Records to process:

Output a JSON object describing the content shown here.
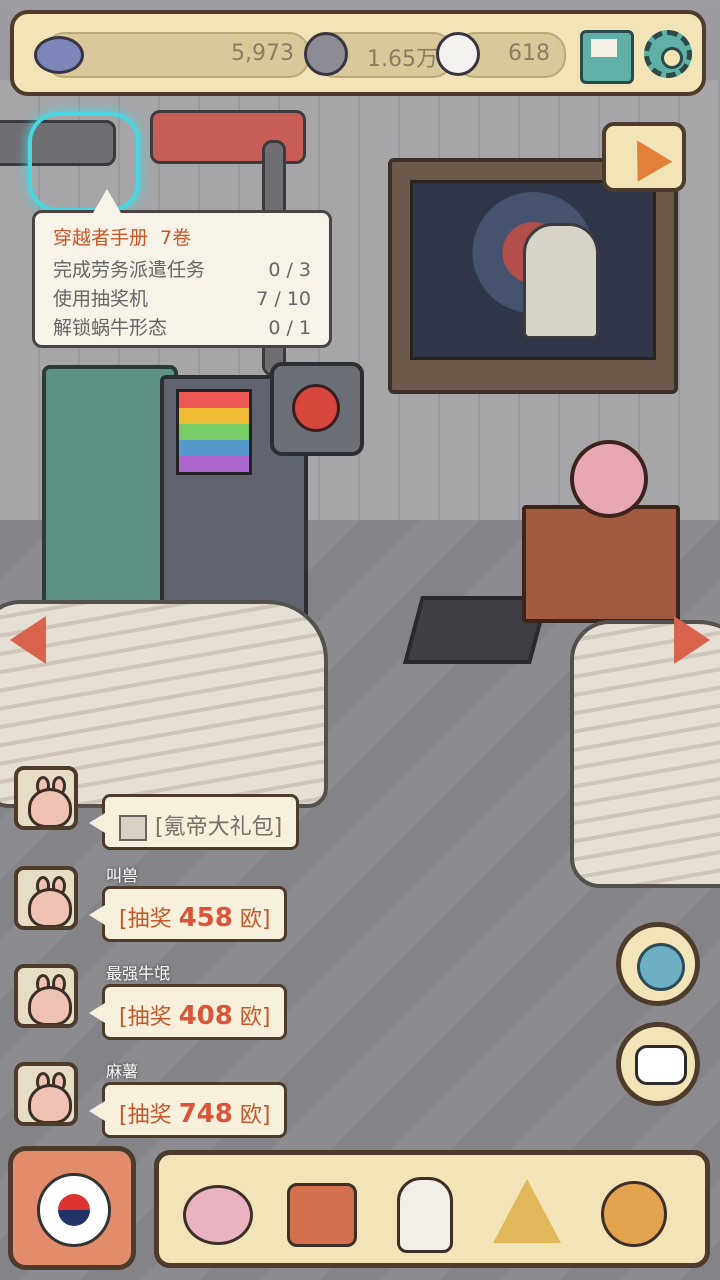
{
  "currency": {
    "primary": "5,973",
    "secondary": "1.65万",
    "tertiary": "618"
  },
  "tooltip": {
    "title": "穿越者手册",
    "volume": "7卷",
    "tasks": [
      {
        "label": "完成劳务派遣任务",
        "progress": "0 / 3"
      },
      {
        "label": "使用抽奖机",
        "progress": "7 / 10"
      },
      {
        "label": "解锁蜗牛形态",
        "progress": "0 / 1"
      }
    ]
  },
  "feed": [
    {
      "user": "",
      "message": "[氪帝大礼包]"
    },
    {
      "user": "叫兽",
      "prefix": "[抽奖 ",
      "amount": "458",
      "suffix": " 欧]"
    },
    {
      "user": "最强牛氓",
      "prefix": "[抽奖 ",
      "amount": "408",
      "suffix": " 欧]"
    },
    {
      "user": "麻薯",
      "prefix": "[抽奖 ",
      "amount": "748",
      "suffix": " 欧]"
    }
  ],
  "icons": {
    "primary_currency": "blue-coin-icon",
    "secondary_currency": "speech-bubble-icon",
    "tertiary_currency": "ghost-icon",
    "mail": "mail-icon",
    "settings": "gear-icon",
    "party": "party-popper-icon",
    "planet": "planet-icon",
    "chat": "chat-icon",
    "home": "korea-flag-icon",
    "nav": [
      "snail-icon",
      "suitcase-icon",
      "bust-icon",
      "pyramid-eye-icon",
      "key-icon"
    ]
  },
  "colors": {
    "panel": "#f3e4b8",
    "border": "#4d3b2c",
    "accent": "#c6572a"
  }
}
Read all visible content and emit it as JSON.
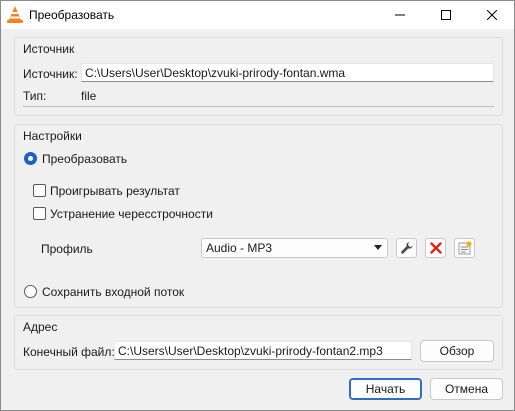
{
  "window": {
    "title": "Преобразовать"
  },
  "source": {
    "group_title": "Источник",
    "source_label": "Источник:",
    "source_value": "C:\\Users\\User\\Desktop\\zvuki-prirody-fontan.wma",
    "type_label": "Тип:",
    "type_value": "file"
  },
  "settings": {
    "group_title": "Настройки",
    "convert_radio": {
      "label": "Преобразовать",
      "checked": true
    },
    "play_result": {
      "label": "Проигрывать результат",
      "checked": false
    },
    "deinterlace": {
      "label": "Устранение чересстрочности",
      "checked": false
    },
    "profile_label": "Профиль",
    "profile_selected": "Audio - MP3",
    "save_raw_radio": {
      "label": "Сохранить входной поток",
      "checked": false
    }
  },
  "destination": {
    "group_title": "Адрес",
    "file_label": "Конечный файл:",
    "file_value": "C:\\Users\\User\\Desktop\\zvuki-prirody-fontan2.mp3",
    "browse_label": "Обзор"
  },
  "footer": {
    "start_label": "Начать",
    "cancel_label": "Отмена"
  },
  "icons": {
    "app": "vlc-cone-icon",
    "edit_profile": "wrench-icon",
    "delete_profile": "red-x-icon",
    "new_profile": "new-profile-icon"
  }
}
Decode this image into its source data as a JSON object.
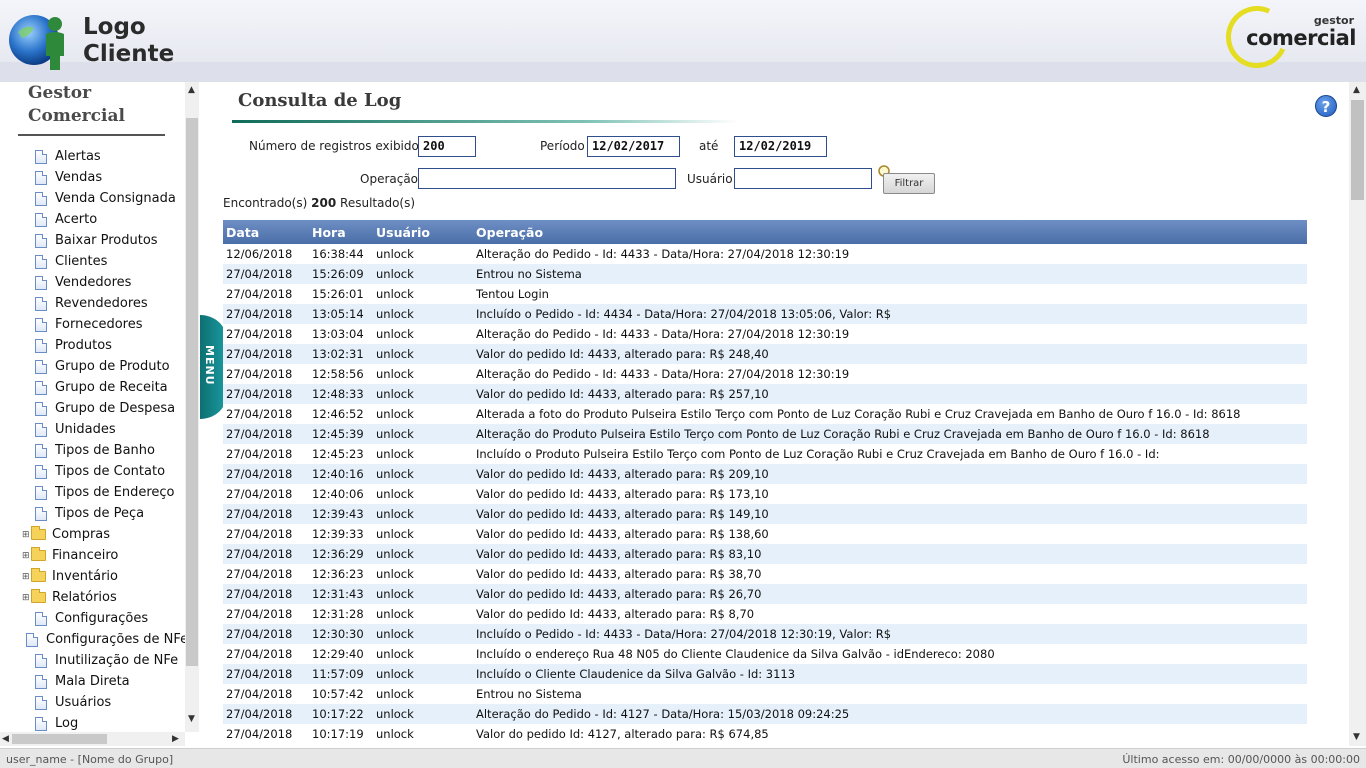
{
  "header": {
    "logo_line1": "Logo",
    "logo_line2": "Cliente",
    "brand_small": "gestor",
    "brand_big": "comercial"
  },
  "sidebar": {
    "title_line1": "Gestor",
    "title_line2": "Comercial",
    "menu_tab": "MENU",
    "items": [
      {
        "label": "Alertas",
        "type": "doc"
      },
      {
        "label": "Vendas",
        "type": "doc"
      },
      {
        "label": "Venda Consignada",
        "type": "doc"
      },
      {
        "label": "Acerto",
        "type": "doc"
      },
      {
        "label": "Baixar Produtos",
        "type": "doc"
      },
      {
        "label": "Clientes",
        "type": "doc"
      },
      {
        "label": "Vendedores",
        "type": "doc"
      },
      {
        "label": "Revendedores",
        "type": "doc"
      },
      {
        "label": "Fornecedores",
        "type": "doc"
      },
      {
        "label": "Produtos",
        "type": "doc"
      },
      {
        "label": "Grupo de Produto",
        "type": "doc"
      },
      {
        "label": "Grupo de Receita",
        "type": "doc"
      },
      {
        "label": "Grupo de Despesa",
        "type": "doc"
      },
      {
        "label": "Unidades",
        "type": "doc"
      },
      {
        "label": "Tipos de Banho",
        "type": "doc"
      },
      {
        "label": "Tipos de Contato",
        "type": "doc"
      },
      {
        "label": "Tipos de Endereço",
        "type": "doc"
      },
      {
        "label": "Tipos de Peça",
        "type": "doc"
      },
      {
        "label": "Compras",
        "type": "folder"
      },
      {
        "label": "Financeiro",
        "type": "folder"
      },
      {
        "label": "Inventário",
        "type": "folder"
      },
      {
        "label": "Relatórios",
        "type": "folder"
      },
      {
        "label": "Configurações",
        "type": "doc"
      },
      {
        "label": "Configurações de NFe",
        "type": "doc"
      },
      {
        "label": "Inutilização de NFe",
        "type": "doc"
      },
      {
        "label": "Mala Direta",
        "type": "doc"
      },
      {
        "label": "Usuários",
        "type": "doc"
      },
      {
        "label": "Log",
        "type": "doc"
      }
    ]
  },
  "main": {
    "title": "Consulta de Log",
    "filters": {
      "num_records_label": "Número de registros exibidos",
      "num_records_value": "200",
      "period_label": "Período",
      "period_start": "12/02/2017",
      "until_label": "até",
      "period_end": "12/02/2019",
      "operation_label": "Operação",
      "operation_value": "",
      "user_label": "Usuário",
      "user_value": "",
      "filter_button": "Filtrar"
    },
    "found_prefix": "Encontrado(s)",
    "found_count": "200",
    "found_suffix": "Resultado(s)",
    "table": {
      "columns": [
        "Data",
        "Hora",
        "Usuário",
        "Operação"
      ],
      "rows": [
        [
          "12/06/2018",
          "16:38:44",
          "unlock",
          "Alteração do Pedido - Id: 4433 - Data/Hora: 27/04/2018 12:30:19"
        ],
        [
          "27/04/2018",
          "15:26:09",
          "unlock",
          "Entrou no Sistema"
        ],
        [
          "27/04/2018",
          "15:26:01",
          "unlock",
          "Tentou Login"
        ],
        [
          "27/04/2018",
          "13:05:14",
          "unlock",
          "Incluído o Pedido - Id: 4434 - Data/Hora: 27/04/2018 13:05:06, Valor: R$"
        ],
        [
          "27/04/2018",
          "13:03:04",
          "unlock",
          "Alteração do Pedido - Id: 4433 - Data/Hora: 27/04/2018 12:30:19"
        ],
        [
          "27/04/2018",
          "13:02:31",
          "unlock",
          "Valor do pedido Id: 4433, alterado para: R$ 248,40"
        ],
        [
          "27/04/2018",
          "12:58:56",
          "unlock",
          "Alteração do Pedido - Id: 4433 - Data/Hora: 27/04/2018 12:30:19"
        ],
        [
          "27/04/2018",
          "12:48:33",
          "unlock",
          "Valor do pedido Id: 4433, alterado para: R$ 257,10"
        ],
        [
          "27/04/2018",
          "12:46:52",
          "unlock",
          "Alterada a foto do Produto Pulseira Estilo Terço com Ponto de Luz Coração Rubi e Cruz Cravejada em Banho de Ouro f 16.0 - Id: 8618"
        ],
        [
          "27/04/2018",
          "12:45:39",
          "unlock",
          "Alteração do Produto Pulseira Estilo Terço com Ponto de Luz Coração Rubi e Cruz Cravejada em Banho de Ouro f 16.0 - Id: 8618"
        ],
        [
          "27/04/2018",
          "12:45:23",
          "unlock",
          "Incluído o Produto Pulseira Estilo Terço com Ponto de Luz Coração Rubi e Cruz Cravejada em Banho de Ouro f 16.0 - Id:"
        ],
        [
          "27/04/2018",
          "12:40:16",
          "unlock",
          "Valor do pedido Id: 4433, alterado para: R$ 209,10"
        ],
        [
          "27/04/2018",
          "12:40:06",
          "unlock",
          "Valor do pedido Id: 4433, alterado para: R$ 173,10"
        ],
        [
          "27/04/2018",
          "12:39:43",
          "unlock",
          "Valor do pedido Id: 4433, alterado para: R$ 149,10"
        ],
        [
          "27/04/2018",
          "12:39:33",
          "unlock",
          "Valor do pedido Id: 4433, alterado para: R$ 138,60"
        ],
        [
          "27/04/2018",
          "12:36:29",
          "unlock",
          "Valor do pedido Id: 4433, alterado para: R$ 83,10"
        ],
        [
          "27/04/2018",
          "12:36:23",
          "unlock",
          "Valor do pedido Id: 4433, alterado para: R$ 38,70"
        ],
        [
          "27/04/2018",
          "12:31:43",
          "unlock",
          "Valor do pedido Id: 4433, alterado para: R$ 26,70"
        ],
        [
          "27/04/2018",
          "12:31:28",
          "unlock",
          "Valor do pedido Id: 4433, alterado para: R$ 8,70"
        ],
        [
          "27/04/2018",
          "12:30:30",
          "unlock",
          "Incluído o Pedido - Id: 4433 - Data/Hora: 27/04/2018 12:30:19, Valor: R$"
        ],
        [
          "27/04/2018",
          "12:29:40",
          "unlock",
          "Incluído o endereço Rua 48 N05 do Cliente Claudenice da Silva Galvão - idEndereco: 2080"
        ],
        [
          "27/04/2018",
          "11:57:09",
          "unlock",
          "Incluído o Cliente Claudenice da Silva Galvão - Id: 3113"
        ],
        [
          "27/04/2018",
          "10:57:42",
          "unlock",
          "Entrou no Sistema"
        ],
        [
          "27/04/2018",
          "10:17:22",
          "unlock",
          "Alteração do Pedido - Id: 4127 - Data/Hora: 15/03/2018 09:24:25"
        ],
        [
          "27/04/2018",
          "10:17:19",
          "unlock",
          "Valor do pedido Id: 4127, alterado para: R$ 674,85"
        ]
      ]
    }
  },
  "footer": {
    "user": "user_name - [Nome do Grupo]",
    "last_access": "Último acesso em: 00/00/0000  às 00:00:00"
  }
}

--

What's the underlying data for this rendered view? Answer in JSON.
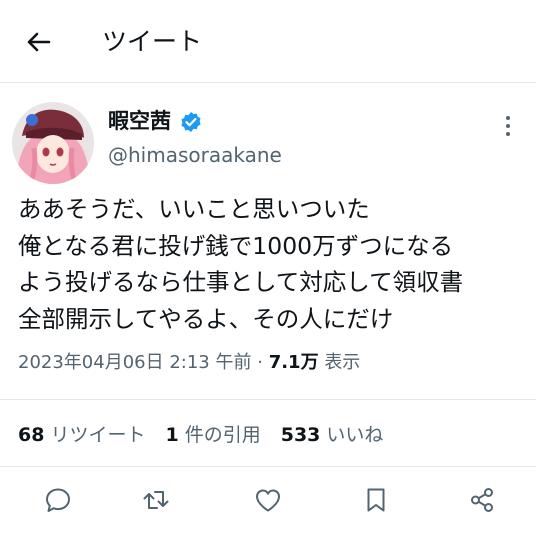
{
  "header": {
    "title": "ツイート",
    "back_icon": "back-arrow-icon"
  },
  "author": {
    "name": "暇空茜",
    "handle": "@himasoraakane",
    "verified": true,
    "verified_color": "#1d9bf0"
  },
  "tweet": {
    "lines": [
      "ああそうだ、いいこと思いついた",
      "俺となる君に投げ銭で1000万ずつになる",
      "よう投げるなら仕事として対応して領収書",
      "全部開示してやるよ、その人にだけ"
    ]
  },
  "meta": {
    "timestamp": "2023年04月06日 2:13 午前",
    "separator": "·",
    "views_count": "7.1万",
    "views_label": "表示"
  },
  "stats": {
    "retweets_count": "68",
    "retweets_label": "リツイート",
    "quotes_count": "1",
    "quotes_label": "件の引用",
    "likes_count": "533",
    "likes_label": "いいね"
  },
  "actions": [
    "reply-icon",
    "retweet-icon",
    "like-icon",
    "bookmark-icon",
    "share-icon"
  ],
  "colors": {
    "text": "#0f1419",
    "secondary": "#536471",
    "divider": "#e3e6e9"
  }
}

Task to complete: Find out how many lines in the listing contain the string "zvuki". Give the number alone.

Result of the exercise: 2